§ YOUR OBJECTIVE
Find each line holding "rainfall" and copy it out.

Stored data entries:
** Start **
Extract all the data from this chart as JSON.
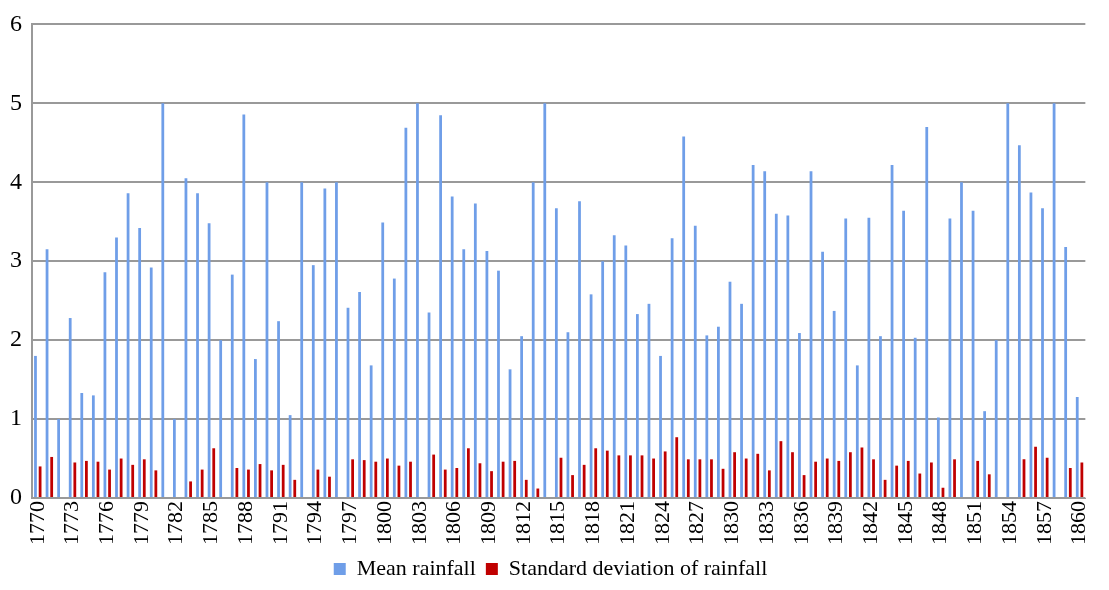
{
  "chart_data": {
    "type": "bar",
    "categories": [
      "1770",
      null,
      null,
      "1773",
      null,
      null,
      "1776",
      null,
      null,
      "1779",
      null,
      null,
      "1782",
      null,
      null,
      "1785",
      null,
      null,
      "1788",
      null,
      null,
      "1791",
      null,
      null,
      "1794",
      null,
      null,
      "1797",
      null,
      null,
      "1800",
      null,
      null,
      "1803",
      null,
      null,
      "1806",
      null,
      null,
      "1809",
      null,
      null,
      "1812",
      null,
      null,
      "1815",
      null,
      null,
      "1818",
      null,
      null,
      "1821",
      null,
      null,
      "1824",
      null,
      null,
      "1827",
      null,
      null,
      "1830",
      null,
      null,
      "1833",
      null,
      null,
      "1836",
      null,
      null,
      "1839",
      null,
      null,
      "1842",
      null,
      null,
      "1845",
      null,
      null,
      "1848",
      null,
      null,
      "1851",
      null,
      null,
      "1854",
      null,
      null,
      "1857",
      null,
      null,
      "1860"
    ],
    "series": [
      {
        "name": "Mean rainfall",
        "color": "#6f9ee8",
        "values": [
          1.8,
          3.15,
          1.0,
          2.28,
          1.33,
          1.3,
          2.86,
          3.3,
          3.86,
          3.42,
          2.92,
          5.0,
          1.0,
          4.05,
          3.86,
          3.48,
          2.0,
          2.83,
          4.86,
          1.76,
          4.0,
          2.24,
          1.05,
          4.0,
          2.95,
          3.92,
          4.0,
          2.41,
          2.61,
          1.68,
          3.49,
          2.78,
          4.69,
          5.0,
          2.35,
          4.85,
          3.82,
          3.15,
          3.73,
          3.13,
          2.88,
          1.63,
          2.05,
          4.0,
          5.0,
          3.67,
          2.1,
          3.76,
          2.58,
          3.0,
          3.33,
          3.2,
          2.33,
          2.46,
          1.8,
          3.29,
          4.58,
          3.45,
          2.06,
          2.17,
          2.74,
          2.46,
          4.22,
          4.14,
          3.6,
          3.58,
          2.09,
          4.14,
          3.12,
          2.37,
          3.54,
          1.68,
          3.55,
          2.05,
          4.22,
          3.64,
          2.03,
          4.7,
          1.02,
          3.54,
          4.0,
          3.64,
          1.1,
          2.0,
          5.0,
          4.47,
          3.87,
          3.67,
          5.0,
          3.18,
          1.28
        ]
      },
      {
        "name": "Standard deviation of rainfall",
        "color": "#c00000",
        "values": [
          0.4,
          0.52,
          null,
          0.45,
          0.47,
          0.46,
          0.36,
          0.5,
          0.42,
          0.49,
          0.35,
          null,
          null,
          0.21,
          0.36,
          0.63,
          null,
          0.38,
          0.36,
          0.43,
          0.35,
          0.42,
          0.23,
          null,
          0.36,
          0.27,
          null,
          0.49,
          0.48,
          0.46,
          0.5,
          0.41,
          0.46,
          null,
          0.55,
          0.36,
          0.38,
          0.63,
          0.44,
          0.34,
          0.46,
          0.47,
          0.23,
          0.12,
          null,
          0.51,
          0.29,
          0.42,
          0.63,
          0.6,
          0.54,
          0.54,
          0.54,
          0.5,
          0.59,
          0.77,
          0.49,
          0.49,
          0.49,
          0.37,
          0.58,
          0.5,
          0.56,
          0.35,
          0.72,
          0.58,
          0.29,
          0.46,
          0.5,
          0.47,
          0.58,
          0.64,
          0.49,
          0.23,
          0.41,
          0.47,
          0.31,
          0.45,
          0.13,
          0.49,
          null,
          0.47,
          0.3,
          null,
          null,
          0.49,
          0.65,
          0.51,
          null,
          0.38,
          0.45
        ]
      }
    ],
    "ylim": [
      0,
      6
    ],
    "yticks": [
      0,
      1,
      2,
      3,
      4,
      5,
      6
    ],
    "grid": "y",
    "legend": "bottom"
  }
}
** End **
§ SOLVED PROBLEM
        "name": "Mean rainfall",
        "name": "Standard deviation of rainfall",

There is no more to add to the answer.